PROBLEM STATEMENT: Return each line containing "políticos".

Start of MATERIAL FOR THIS EXERCISE

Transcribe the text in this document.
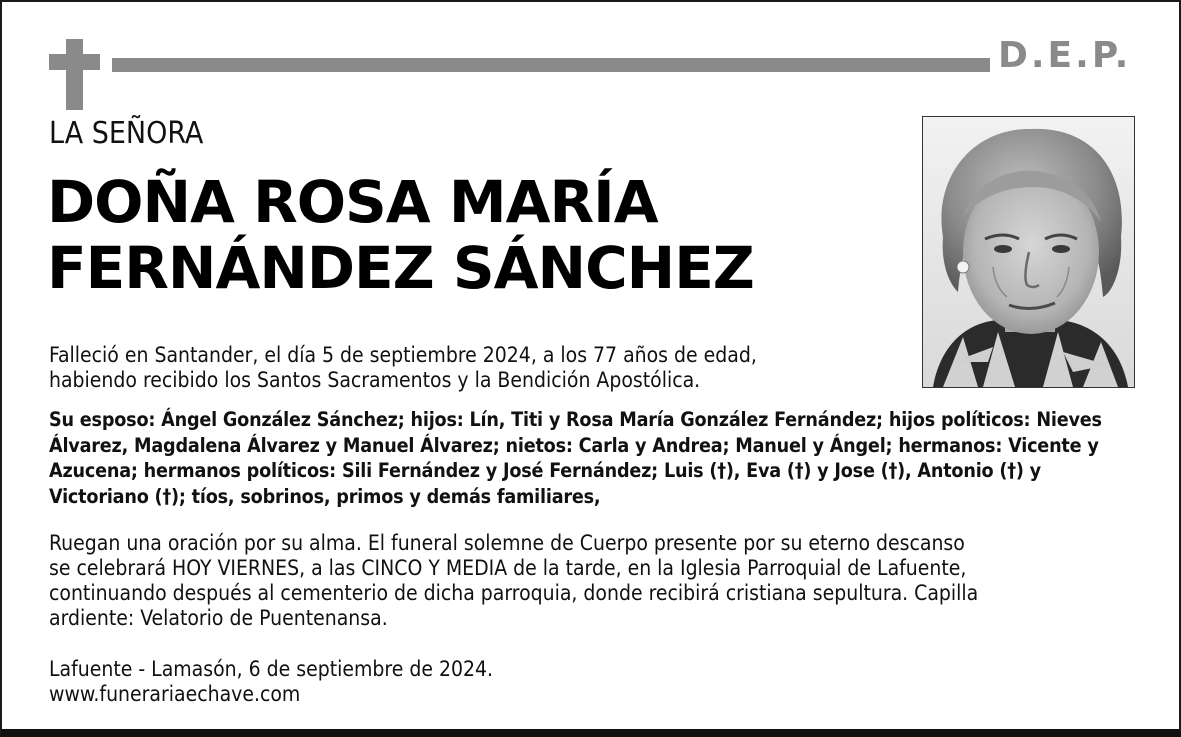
D.E.P.
LA SEÑORA
DOÑA ROSA MARÍA
FERNÁNDEZ SÁNCHEZ

Falleció en Santander, el día 5 de septiembre 2024, a los 77 años de edad,
habiendo recibido los Santos Sacramentos y la Bendición Apostólica.

Su esposo: Ángel González Sánchez; hijos: Lín, Titi y Rosa María González Fernández; hijos políticos: Nieves
Álvarez, Magdalena Álvarez y Manuel Álvarez; nietos: Carla y Andrea; Manuel y Ángel; hermanos: Vicente y
Azucena; hermanos políticos: Sili Fernández y José Fernández; Luis (†), Eva (†) y Jose (†), Antonio (†) y
Victoriano (†); tíos, sobrinos, primos y demás familiares,

Ruegan una oración por su alma. El funeral solemne de Cuerpo presente por su eterno descanso
se celebrará HOY VIERNES, a las CINCO Y MEDIA de la tarde, en la Iglesia Parroquial de Lafuente,
continuando después al cementerio de dicha parroquia, donde recibirá cristiana sepultura. Capilla
ardiente: Velatorio de Puentenansa.

Lafuente - Lamasón, 6 de septiembre de 2024.
www.funerariaechave.com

End of MATERIAL FOR THIS EXERCISE

RESULT FOR THIS EXERCISE:
Su esposo: Ángel González Sánchez; hijos: Lín, Titi y Rosa María González Fernández; hijos políticos: Nieves
Azucena; hermanos políticos: Sili Fernández y José Fernández; Luis (†), Eva (†) y Jose (†), Antonio (†) y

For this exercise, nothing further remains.